Task instructions: Restate every line of the material, word for word.

-- begin --

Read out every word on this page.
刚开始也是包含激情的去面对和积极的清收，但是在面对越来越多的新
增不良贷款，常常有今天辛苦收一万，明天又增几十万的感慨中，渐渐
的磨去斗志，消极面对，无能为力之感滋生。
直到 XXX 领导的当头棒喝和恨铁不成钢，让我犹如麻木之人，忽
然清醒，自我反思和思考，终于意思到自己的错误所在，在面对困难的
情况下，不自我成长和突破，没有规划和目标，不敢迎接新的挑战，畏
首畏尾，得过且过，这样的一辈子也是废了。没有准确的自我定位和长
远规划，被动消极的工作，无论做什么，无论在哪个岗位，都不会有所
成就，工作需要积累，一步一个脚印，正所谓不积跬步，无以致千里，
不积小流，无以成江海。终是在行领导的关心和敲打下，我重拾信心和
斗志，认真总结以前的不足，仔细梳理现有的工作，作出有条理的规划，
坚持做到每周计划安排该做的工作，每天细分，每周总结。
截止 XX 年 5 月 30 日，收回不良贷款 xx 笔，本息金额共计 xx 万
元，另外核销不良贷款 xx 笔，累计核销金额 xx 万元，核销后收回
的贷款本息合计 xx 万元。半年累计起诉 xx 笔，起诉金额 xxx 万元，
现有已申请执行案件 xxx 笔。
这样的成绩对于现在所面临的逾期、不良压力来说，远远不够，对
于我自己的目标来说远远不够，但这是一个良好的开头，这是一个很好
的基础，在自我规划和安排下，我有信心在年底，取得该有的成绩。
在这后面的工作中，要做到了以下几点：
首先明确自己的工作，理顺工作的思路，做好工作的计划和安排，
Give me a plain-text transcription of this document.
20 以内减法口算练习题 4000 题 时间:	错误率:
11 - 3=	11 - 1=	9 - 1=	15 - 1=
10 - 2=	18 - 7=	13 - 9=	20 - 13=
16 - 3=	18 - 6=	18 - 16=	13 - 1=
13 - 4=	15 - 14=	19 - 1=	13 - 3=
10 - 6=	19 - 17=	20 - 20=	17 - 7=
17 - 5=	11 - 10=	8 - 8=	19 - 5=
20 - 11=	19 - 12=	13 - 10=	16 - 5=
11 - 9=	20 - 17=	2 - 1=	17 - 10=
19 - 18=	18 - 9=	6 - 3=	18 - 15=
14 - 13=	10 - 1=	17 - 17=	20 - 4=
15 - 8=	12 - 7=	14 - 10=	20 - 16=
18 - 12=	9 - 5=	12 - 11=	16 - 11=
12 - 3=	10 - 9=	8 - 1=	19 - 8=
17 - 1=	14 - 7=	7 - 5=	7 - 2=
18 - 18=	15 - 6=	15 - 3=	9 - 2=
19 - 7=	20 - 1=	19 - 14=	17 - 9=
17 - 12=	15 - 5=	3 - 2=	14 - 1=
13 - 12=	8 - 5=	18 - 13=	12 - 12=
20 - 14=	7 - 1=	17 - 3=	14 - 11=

-- end --

Output for this task:
Read out every word on this page.
刚开始也是包含激情的去面对和积极的清收，但是在面对越来越多的新
增不良贷款，常常有今天辛苦收一万，明天又增几十万的感慨中，渐渐
的磨去斗志，消极面对，无能为力之感滋生。
直到 XXX 领导的当头棒喝和恨铁不成钢，让我犹如麻木之人，忽
然清醒，自我反思和思考，终于意思到自己的错误所在，在面对困难的
情况下，不自我成长和突破，没有规划和目标，不敢迎接新的挑战，畏
首畏尾，得过且过，这样的一辈子也是废了。没有准确的自我定位和长
远规划，被动消极的工作，无论做什么，无论在哪个岗位，都不会有所
成就，工作需要积累，一步一个脚印，正所谓不积跬步，无以致千里，
不积小流，无以成江海。终是在行领导的关心和敲打下，我重拾信心和
斗志，认真总结以前的不足，仔细梳理现有的工作，作出有条理的规划，
坚持做到每周计划安排该做的工作，每天细分，每周总结。
截止 XX 年 5 月 30 日，收回不良贷款 xx 笔，本息金额共计 xx 万
元，另外核销不良贷款 xx 笔，累计核销金额 xx 万元，核销后收回
的贷款本息合计 xx 万元。半年累计起诉 xx 笔，起诉金额 xxx 万元，
现有已申请执行案件 xxx 笔。
这样的成绩对于现在所面临的逾期、不良压力来说，远远不够，对
于我自己的目标来说远远不够，但这是一个良好的开头，这是一个很好
的基础，在自我规划和安排下，我有信心在年底，取得该有的成绩。
在这后面的工作中，要做到了以下几点：
首先明确自己的工作，理顺工作的思路，做好工作的计划和安排，
Give me a plain-text transcription of this document.
20 以内减法口算练习题 4000 题 时间:	错误率:
11 - 3=	11 - 1=	9 - 1=	15 - 1=
10 - 2=	18 - 7=	13 - 9=	20 - 13=
16 - 3=	18 - 6=	18 - 16=	13 - 1=
13 - 4=	15 - 14=	19 - 1=	13 - 3=
10 - 6=	19 - 17=	20 - 20=	17 - 7=
17 - 5=	11 - 10=	8 - 8=	19 - 5=
20 - 11=	19 - 12=	13 - 10=	16 - 5=
11 - 9=	20 - 17=	2 - 1=	17 - 10=
19 - 18=	18 - 9=	6 - 3=	18 - 15=
14 - 13=	10 - 1=	17 - 17=	20 - 4=
15 - 8=	12 - 7=	14 - 10=	20 - 16=
18 - 12=	9 - 5=	12 - 11=	16 - 11=
12 - 3=	10 - 9=	8 - 1=	19 - 8=
17 - 1=	14 - 7=	7 - 5=	7 - 2=
18 - 18=	15 - 6=	15 - 3=	9 - 2=
19 - 7=	20 - 1=	19 - 14=	17 - 9=
17 - 12=	15 - 5=	3 - 2=	14 - 1=
13 - 12=	8 - 5=	18 - 13=	12 - 12=
20 - 14=	7 - 1=	17 - 3=	14 - 11=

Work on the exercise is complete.